[Task brief]: Of all the lines in the material, how many contain the word "JSON"? State the number alone.

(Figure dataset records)
---------------
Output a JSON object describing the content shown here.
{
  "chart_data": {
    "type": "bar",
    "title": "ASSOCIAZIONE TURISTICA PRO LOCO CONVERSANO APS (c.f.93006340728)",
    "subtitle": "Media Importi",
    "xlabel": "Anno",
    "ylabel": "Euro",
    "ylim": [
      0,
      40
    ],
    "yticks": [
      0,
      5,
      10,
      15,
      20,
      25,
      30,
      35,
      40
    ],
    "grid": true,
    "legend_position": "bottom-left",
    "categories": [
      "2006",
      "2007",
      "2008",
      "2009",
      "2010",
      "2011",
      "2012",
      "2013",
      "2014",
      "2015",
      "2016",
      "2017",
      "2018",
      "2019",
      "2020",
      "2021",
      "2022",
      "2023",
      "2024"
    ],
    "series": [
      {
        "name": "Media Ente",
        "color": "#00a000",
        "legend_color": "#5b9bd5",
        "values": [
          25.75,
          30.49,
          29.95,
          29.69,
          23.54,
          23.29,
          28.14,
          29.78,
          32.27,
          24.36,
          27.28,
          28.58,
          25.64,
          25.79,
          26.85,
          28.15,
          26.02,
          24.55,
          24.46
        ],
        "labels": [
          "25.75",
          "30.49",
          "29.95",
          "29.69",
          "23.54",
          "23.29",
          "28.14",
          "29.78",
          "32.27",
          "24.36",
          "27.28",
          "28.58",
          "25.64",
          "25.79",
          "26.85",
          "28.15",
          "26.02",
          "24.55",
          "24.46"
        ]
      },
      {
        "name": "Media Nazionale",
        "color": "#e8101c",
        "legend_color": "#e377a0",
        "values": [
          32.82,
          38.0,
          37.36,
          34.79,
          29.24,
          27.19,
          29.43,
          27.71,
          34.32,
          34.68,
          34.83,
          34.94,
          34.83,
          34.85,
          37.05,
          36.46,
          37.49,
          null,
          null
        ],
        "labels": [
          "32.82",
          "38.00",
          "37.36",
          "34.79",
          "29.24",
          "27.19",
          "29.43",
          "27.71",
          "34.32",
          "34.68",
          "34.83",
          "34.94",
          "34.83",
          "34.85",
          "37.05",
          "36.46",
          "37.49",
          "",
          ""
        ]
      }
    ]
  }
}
---------------
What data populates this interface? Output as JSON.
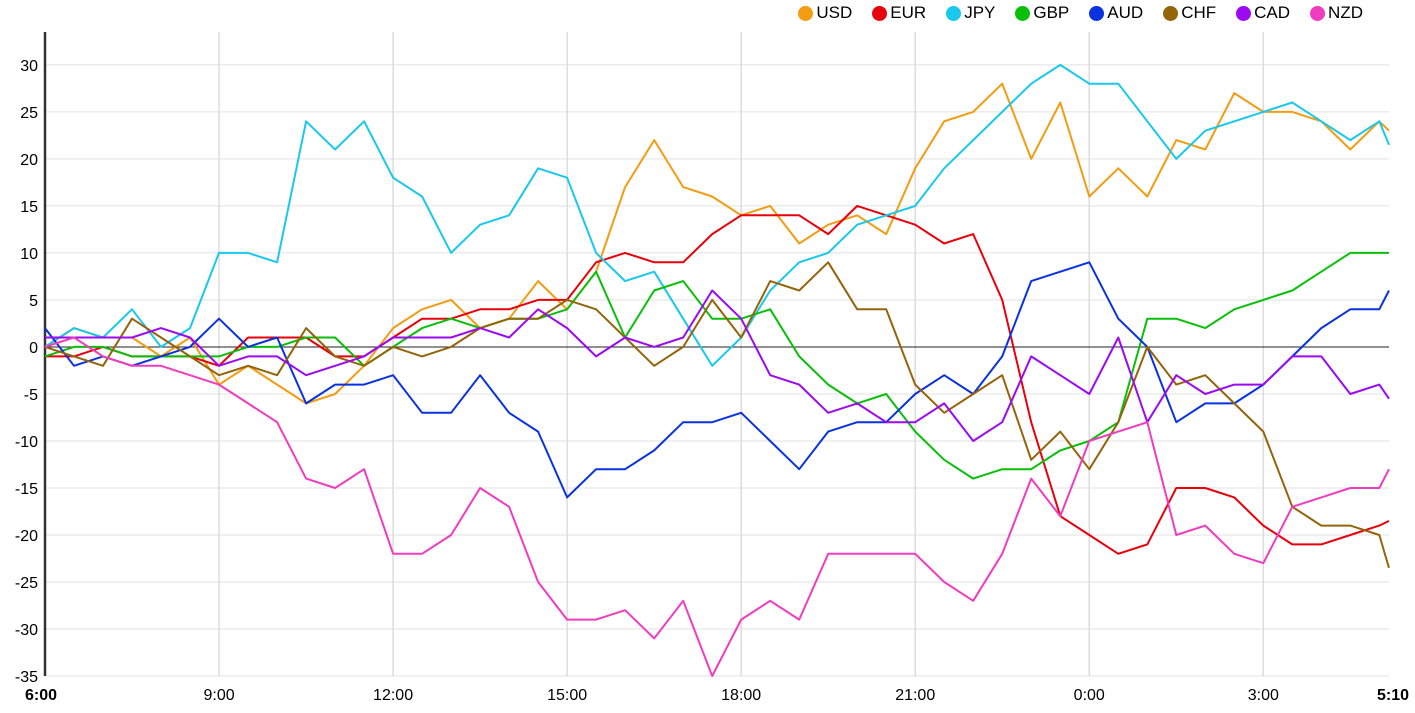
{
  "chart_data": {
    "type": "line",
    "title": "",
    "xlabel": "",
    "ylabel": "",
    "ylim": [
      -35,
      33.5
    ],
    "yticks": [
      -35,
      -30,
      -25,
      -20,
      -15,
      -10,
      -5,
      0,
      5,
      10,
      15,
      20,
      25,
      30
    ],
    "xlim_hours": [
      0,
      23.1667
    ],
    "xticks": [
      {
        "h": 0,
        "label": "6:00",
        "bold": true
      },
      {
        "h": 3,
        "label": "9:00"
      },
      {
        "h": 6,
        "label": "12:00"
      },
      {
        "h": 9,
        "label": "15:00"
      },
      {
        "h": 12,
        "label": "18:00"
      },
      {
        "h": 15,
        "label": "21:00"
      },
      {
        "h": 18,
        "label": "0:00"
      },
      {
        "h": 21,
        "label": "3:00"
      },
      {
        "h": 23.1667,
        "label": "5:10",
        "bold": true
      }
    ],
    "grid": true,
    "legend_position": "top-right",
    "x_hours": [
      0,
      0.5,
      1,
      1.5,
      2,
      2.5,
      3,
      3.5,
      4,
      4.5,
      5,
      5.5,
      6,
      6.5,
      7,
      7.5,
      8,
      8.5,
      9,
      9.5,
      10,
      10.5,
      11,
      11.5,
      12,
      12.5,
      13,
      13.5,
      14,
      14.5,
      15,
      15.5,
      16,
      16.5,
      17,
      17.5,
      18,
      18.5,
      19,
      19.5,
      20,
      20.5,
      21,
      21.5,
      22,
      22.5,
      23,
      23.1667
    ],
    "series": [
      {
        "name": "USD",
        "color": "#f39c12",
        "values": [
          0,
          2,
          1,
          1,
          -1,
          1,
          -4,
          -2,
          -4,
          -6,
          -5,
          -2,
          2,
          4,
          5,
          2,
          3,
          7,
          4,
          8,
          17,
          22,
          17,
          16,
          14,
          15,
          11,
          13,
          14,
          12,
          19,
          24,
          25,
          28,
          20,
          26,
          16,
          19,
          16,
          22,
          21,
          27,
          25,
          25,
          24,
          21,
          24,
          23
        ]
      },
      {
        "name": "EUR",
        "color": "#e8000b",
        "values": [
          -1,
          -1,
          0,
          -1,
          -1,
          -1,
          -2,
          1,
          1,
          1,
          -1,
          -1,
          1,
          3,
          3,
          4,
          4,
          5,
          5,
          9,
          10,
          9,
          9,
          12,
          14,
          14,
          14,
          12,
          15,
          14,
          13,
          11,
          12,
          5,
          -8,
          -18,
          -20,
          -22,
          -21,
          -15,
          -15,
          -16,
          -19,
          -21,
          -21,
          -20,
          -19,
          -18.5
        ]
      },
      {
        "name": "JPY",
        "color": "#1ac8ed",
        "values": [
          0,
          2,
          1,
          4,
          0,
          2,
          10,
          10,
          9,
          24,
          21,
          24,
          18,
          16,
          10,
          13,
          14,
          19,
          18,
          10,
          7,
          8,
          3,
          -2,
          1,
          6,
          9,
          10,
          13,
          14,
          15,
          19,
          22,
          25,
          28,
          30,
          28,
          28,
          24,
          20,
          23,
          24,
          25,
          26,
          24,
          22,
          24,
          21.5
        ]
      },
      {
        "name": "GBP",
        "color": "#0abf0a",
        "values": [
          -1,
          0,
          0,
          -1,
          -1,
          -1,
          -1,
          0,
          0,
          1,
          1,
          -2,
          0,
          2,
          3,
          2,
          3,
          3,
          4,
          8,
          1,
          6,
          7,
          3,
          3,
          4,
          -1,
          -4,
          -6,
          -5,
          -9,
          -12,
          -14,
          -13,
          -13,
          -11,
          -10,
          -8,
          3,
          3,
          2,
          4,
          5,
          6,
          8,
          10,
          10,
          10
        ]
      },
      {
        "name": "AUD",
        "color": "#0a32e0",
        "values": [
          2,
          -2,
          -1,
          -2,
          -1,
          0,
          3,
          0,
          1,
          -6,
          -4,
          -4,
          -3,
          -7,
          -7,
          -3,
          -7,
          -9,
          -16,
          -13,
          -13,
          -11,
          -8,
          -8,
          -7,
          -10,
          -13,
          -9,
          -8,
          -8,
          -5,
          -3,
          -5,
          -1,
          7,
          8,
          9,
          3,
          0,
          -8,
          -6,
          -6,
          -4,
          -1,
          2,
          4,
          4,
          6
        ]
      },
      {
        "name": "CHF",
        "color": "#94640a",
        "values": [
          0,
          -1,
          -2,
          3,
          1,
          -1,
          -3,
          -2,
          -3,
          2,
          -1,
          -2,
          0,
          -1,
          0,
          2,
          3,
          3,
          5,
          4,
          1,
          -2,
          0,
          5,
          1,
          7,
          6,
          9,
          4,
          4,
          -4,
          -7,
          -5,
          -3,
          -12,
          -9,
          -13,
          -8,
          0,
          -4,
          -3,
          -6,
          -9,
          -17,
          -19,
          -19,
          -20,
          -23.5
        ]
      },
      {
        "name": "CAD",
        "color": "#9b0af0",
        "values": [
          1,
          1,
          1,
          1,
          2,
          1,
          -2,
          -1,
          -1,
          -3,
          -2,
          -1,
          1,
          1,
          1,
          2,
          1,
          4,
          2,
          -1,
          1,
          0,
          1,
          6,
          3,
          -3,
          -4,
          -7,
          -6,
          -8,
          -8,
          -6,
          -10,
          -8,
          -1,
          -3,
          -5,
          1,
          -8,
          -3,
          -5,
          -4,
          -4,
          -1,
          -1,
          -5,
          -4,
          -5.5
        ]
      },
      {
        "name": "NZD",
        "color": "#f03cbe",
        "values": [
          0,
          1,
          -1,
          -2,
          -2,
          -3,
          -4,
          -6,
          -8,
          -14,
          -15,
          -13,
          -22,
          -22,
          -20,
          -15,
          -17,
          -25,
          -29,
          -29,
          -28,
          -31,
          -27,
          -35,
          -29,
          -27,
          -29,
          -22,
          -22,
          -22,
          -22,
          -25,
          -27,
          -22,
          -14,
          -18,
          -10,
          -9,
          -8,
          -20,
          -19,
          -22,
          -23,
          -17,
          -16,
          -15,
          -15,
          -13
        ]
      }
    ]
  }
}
---------------
[Result of this exercise]: 2